● WORK TO BE COMPLETED:
Print the records below exactly as they appear.

● INPUT:
----

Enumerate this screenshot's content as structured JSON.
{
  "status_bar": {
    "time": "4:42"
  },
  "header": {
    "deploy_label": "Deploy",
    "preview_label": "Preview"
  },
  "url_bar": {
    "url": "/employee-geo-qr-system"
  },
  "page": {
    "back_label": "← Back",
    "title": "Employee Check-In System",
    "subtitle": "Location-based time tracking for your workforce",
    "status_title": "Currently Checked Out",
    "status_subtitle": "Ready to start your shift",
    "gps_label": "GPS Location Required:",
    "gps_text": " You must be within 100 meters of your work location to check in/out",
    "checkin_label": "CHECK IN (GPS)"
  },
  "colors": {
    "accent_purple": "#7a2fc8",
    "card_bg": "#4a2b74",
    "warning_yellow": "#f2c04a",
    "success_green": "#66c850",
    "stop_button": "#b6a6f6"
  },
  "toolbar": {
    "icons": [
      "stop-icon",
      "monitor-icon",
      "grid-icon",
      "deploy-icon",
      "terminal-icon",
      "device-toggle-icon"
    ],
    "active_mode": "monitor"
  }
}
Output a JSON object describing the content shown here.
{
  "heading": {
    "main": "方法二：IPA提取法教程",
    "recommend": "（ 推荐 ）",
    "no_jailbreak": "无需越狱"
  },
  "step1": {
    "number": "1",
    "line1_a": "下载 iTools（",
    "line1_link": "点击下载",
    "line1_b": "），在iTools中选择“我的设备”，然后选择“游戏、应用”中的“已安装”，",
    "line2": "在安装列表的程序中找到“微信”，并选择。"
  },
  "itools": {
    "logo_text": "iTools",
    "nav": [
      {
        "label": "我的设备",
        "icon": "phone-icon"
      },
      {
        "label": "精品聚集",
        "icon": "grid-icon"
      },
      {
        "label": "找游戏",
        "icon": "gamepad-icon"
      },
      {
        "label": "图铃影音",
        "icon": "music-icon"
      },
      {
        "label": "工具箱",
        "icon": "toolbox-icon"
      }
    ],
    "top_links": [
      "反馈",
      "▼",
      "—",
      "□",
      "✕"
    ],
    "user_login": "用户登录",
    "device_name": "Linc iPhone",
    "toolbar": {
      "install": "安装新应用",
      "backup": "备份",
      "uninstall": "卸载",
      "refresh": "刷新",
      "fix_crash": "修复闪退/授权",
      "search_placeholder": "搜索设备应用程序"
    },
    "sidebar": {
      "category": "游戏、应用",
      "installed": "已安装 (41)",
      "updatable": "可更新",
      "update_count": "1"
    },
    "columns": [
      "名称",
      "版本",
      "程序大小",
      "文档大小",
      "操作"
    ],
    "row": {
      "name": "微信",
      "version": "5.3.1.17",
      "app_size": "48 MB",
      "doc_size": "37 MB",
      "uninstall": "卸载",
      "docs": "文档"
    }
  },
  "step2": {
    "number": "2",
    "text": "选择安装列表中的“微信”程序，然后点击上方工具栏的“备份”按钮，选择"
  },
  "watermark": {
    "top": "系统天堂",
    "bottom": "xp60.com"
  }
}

----

● RESPONSE:
Enumerate this screenshot's content as structured JSON.
{
  "status_bar": {
    "time": "4:42"
  },
  "header": {
    "deploy_label": "Deploy",
    "preview_label": "Preview"
  },
  "url_bar": {
    "url": "/employee-geo-qr-system"
  },
  "page": {
    "back_label": "← Back",
    "title": "Employee Check-In System",
    "subtitle": "Location-based time tracking for your workforce",
    "status_title": "Currently Checked Out",
    "status_subtitle": "Ready to start your shift",
    "gps_label": "GPS Location Required:",
    "gps_text": " You must be within 100 meters of your work location to check in/out",
    "checkin_label": "CHECK IN (GPS)"
  },
  "colors": {
    "accent_purple": "#7a2fc8",
    "card_bg": "#4a2b74",
    "warning_yellow": "#f2c04a",
    "success_green": "#66c850",
    "stop_button": "#b6a6f6"
  },
  "toolbar": {
    "icons": [
      "stop-icon",
      "monitor-icon",
      "grid-icon",
      "deploy-icon",
      "terminal-icon",
      "device-toggle-icon"
    ],
    "active_mode": "monitor"
  }
}
Output a JSON object describing the content shown here.
{
  "heading": {
    "main": "方法二：IPA提取法教程",
    "recommend": "（ 推荐 ）",
    "no_jailbreak": "无需越狱"
  },
  "step1": {
    "number": "1",
    "line1_a": "下载 iTools（",
    "line1_link": "点击下载",
    "line1_b": "），在iTools中选择“我的设备”，然后选择“游戏、应用”中的“已安装”，",
    "line2": "在安装列表的程序中找到“微信”，并选择。"
  },
  "itools": {
    "logo_text": "iTools",
    "nav": [
      {
        "label": "我的设备",
        "icon": "phone-icon"
      },
      {
        "label": "精品聚集",
        "icon": "grid-icon"
      },
      {
        "label": "找游戏",
        "icon": "gamepad-icon"
      },
      {
        "label": "图铃影音",
        "icon": "music-icon"
      },
      {
        "label": "工具箱",
        "icon": "toolbox-icon"
      }
    ],
    "top_links": [
      "反馈",
      "▼",
      "—",
      "□",
      "✕"
    ],
    "user_login": "用户登录",
    "device_name": "Linc iPhone",
    "toolbar": {
      "install": "安装新应用",
      "backup": "备份",
      "uninstall": "卸载",
      "refresh": "刷新",
      "fix_crash": "修复闪退/授权",
      "search_placeholder": "搜索设备应用程序"
    },
    "sidebar": {
      "category": "游戏、应用",
      "installed": "已安装 (41)",
      "updatable": "可更新",
      "update_count": "1"
    },
    "columns": [
      "名称",
      "版本",
      "程序大小",
      "文档大小",
      "操作"
    ],
    "row": {
      "name": "微信",
      "version": "5.3.1.17",
      "app_size": "48 MB",
      "doc_size": "37 MB",
      "uninstall": "卸载",
      "docs": "文档"
    }
  },
  "step2": {
    "number": "2",
    "text": "选择安装列表中的“微信”程序，然后点击上方工具栏的“备份”按钮，选择"
  },
  "watermark": {
    "top": "系统天堂",
    "bottom": "xp60.com"
  }
}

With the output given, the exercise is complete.